• [EXERCISE]:
Only the lines that contain the string "this" belong in the answer; pull them from the records.

• [DATA LISTING]:
Segment Open

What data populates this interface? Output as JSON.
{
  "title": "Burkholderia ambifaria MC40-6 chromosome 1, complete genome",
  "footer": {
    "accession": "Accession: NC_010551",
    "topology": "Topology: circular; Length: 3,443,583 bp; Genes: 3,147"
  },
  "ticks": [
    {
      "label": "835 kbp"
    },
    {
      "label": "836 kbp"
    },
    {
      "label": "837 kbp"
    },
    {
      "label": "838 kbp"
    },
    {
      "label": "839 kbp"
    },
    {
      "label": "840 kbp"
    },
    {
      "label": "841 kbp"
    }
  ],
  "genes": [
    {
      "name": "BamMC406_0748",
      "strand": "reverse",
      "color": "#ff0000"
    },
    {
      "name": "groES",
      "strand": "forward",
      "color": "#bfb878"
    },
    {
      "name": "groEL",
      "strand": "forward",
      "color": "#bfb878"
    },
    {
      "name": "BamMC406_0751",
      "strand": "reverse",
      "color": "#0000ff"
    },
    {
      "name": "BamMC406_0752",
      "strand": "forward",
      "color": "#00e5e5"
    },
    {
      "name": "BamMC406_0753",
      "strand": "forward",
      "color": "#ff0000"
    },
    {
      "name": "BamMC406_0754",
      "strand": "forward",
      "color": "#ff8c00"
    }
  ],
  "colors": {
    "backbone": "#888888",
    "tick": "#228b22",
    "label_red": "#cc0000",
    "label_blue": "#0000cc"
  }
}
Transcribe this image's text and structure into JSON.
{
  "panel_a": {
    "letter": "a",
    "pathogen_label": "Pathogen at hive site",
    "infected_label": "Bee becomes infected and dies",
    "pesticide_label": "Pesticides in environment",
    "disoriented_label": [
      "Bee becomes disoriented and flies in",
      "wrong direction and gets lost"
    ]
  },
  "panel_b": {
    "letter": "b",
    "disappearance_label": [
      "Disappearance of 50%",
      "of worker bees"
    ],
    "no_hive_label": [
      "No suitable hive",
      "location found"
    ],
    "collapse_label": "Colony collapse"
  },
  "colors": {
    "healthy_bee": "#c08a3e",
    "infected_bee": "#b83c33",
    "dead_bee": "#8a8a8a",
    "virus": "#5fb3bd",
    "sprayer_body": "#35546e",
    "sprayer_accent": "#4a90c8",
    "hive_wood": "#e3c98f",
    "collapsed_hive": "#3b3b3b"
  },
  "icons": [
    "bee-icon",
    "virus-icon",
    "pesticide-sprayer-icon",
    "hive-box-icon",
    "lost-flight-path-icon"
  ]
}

Segment Closed
Segment Open

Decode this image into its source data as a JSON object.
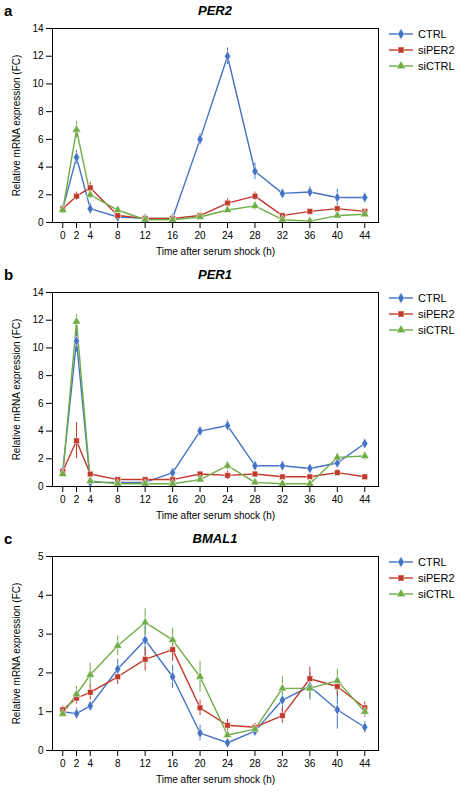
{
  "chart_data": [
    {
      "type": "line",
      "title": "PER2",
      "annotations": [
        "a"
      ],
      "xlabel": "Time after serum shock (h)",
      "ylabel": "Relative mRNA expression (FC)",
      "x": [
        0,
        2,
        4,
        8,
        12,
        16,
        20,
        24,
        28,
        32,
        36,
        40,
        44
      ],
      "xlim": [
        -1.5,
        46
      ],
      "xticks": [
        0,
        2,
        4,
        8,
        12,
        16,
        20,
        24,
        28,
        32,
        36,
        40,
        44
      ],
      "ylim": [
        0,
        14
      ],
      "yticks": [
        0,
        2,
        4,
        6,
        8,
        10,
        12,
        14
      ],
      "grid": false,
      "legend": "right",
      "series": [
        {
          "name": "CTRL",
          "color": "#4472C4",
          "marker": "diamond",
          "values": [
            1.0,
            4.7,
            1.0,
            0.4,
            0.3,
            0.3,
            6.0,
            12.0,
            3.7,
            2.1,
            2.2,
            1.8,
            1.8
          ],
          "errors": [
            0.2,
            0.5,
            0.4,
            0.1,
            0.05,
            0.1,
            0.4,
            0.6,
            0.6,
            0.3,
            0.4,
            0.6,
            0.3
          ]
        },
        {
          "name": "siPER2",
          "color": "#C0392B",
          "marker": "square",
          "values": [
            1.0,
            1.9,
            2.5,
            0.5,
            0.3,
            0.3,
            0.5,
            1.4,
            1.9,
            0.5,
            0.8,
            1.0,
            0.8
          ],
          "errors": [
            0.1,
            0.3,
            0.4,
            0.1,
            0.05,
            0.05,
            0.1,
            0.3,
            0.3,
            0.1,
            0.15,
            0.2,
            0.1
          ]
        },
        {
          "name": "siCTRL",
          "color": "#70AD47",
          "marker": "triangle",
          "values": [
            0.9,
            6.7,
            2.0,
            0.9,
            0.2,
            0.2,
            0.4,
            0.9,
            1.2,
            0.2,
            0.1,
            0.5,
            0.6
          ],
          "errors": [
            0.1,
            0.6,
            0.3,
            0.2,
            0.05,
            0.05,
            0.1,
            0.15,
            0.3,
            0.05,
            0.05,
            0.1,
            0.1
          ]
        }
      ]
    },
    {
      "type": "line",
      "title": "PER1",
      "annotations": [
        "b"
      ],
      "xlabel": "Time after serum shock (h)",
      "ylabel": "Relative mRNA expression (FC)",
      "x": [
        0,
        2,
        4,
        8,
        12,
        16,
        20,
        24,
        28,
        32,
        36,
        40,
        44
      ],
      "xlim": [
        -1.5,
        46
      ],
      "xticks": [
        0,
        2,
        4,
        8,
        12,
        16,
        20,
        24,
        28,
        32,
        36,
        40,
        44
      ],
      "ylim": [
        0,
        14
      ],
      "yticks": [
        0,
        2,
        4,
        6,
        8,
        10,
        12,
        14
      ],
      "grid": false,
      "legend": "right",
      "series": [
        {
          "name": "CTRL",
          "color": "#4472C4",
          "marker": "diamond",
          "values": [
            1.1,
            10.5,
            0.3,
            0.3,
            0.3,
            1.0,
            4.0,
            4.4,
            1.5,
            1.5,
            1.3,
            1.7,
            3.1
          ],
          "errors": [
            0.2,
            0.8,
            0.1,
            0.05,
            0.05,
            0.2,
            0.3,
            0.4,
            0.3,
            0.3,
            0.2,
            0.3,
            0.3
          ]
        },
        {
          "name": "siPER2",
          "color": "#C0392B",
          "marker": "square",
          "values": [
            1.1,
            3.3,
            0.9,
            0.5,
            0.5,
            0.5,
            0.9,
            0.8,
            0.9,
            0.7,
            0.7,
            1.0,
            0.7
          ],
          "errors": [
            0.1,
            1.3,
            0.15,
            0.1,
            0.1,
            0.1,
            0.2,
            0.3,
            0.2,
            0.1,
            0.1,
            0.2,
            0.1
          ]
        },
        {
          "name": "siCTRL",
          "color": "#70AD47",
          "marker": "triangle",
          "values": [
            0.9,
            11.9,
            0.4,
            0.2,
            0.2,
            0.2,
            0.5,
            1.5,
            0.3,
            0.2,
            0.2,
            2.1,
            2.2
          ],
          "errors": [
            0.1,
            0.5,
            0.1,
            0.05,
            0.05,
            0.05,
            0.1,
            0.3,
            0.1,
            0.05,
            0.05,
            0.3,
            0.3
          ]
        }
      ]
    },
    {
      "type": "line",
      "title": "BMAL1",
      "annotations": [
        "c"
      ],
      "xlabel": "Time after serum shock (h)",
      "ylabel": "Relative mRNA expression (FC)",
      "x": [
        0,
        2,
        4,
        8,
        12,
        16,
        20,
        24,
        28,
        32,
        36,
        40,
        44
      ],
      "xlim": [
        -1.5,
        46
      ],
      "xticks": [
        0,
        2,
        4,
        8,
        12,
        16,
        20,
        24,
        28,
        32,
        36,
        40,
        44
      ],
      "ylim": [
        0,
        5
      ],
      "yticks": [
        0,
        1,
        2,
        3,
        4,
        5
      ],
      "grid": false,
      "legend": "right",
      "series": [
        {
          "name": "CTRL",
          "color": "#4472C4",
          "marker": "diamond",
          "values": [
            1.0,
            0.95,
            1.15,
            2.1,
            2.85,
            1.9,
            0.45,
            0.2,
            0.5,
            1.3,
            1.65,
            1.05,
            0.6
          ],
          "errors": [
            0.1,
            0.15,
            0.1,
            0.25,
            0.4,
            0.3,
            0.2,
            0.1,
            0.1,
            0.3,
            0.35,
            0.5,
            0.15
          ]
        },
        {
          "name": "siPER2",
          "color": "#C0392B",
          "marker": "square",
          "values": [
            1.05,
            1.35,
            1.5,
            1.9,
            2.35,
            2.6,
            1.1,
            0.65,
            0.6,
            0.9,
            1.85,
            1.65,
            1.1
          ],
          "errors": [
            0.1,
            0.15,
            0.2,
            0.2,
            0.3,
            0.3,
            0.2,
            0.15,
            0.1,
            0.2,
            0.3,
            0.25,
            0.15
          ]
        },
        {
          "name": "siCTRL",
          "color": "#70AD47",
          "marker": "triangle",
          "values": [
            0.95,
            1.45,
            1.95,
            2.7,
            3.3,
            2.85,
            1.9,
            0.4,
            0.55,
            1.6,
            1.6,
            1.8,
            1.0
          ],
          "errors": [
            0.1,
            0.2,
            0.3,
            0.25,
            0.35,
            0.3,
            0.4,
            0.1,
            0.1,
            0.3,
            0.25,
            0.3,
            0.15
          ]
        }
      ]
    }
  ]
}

Segment Closed

• [EXERCISE OUTPUT]:
What data populates this interface? Output as JSON.
Transcribe this image's text and structure into JSON.
Decode this image into its source data as a JSON object.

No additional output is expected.